* Written problem: Without the pictures, output the records below word for word.
--- Records for this task ---
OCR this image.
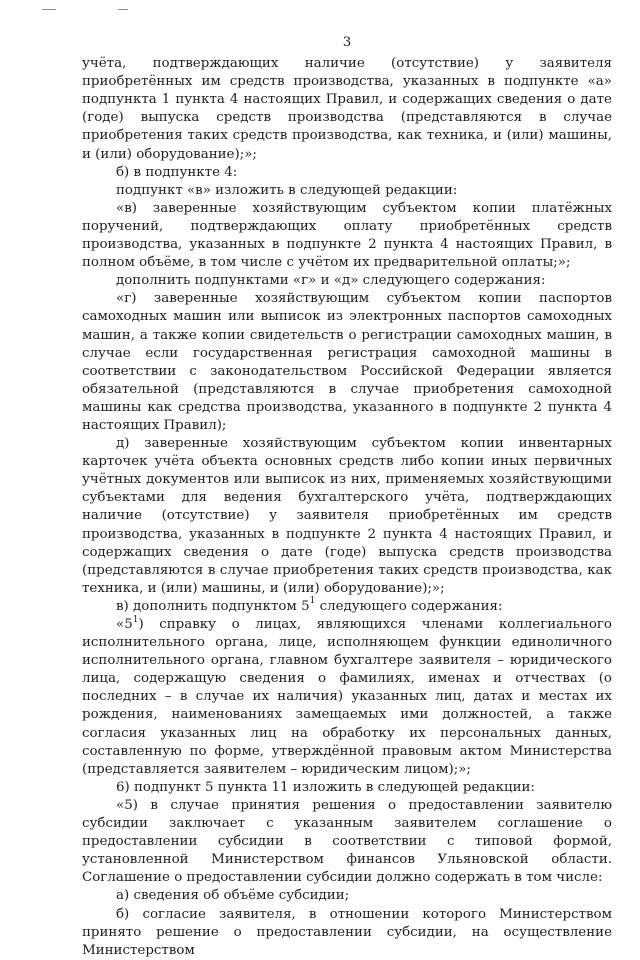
3

учёта, подтверждающих наличие (отсутствие) у заявителя приобретённых им средств производства, указанных в подпункте «а» подпункта 1 пункта 4 настоящих Правил, и содержащих сведения о дате (годе) выпуска средств производства (представляются в случае приобретения таких средств производства, как техника, и (или) машины, и (или) оборудование);»;

б) в подпункте 4:

подпункт «в» изложить в следующей редакции:

«в) заверенные хозяйствующим субъектом копии платёжных поручений, подтверждающих оплату приобретённых средств производства, указанных в подпункте 2 пункта 4 настоящих Правил, в полном объёме, в том числе с учётом их предварительной оплаты;»;

дополнить подпунктами «г» и «д» следующего содержания:

«г) заверенные хозяйствующим субъектом копии паспортов самоходных машин или выписок из электронных паспортов самоходных машин, а также копии свидетельств о регистрации самоходных машин, в случае если государственная регистрация самоходной машины в соответствии с законодательством Российской Федерации является обязательной (представляются в случае приобретения самоходной машины как средства производства, указанного в подпункте 2 пункта 4 настоящих Правил);

д) заверенные хозяйствующим субъектом копии инвентарных карточек учёта объекта основных средств либо копии иных первичных учётных документов или выписок из них, применяемых хозяйствующими субъектами для ведения бухгалтерского учёта, подтверждающих наличие (отсутствие) у заявителя приобретённых им средств производства, указанных в подпункте 2 пункта 4 настоящих Правил, и содержащих сведения о дате (годе) выпуска средств производства (представляются в случае приобретения таких средств производства, как техника, и (или) машины, и (или) оборудование);»;

в) дополнить подпунктом $5^1$ следующего содержания:

«$5^1$) справку о лицах, являющихся членами коллегиального исполнительного органа, лице, исполняющем функции единоличного исполнительного органа, главном бухгалтере заявителя – юридического лица, содержащую сведения о фамилиях, именах и отчествах (о последних – в случае их наличия) указанных лиц, датах и местах их рождения, наименованиях замещаемых ими должностей, а также согласия указанных лиц на обработку их персональных данных, составленную по форме, утверждённой правовым актом Министерства (представляется заявителем – юридическим лицом);»;

6) подпункт 5 пункта 11 изложить в следующей редакции:

«5) в случае принятия решения о предоставлении заявителю субсидии заключает с указанным заявителем соглашение о предоставлении субсидии в соответствии с типовой формой, установленной Министерством финансов Ульяновской области. Соглашение о предоставлении субсидии должно содержать в том числе:

а) сведения об объёме субсидии;

б) согласие заявителя, в отношении которого Министерством принято решение о предоставлении субсидии, на осуществление Министерством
---
* Completed task:
OCR this image.
3

учёта, подтверждающих наличие (отсутствие) у заявителя приобретённых им средств производства, указанных в подпункте «а» подпункта 1 пункта 4 настоящих Правил, и содержащих сведения о дате (годе) выпуска средств производства (представляются в случае приобретения таких средств производства, как техника, и (или) машины, и (или) оборудование);»;

б) в подпункте 4:

подпункт «в» изложить в следующей редакции:

«в) заверенные хозяйствующим субъектом копии платёжных поручений, подтверждающих оплату приобретённых средств производства, указанных в подпункте 2 пункта 4 настоящих Правил, в полном объёме, в том числе с учётом их предварительной оплаты;»;

дополнить подпунктами «г» и «д» следующего содержания:

«г) заверенные хозяйствующим субъектом копии паспортов самоходных машин или выписок из электронных паспортов самоходных машин, а также копии свидетельств о регистрации самоходных машин, в случае если государственная регистрация самоходной машины в соответствии с законодательством Российской Федерации является обязательной (представляются в случае приобретения самоходной машины как средства производства, указанного в подпункте 2 пункта 4 настоящих Правил);

д) заверенные хозяйствующим субъектом копии инвентарных карточек учёта объекта основных средств либо копии иных первичных учётных документов или выписок из них, применяемых хозяйствующими субъектами для ведения бухгалтерского учёта, подтверждающих наличие (отсутствие) у заявителя приобретённых им средств производства, указанных в подпункте 2 пункта 4 настоящих Правил, и содержащих сведения о дате (годе) выпуска средств производства (представляются в случае приобретения таких средств производства, как техника, и (или) машины, и (или) оборудование);»;

в) дополнить подпунктом $5^1$ следующего содержания:

«$5^1$) справку о лицах, являющихся членами коллегиального исполнительного органа, лице, исполняющем функции единоличного исполнительного органа, главном бухгалтере заявителя – юридического лица, содержащую сведения о фамилиях, именах и отчествах (о последних – в случае их наличия) указанных лиц, датах и местах их рождения, наименованиях замещаемых ими должностей, а также согласия указанных лиц на обработку их персональных данных, составленную по форме, утверждённой правовым актом Министерства (представляется заявителем – юридическим лицом);»;

6) подпункт 5 пункта 11 изложить в следующей редакции:

«5) в случае принятия решения о предоставлении заявителю субсидии заключает с указанным заявителем соглашение о предоставлении субсидии в соответствии с типовой формой, установленной Министерством финансов Ульяновской области. Соглашение о предоставлении субсидии должно содержать в том числе:

а) сведения об объёме субсидии;

б) согласие заявителя, в отношении которого Министерством принято решение о предоставлении субсидии, на осуществление Министерством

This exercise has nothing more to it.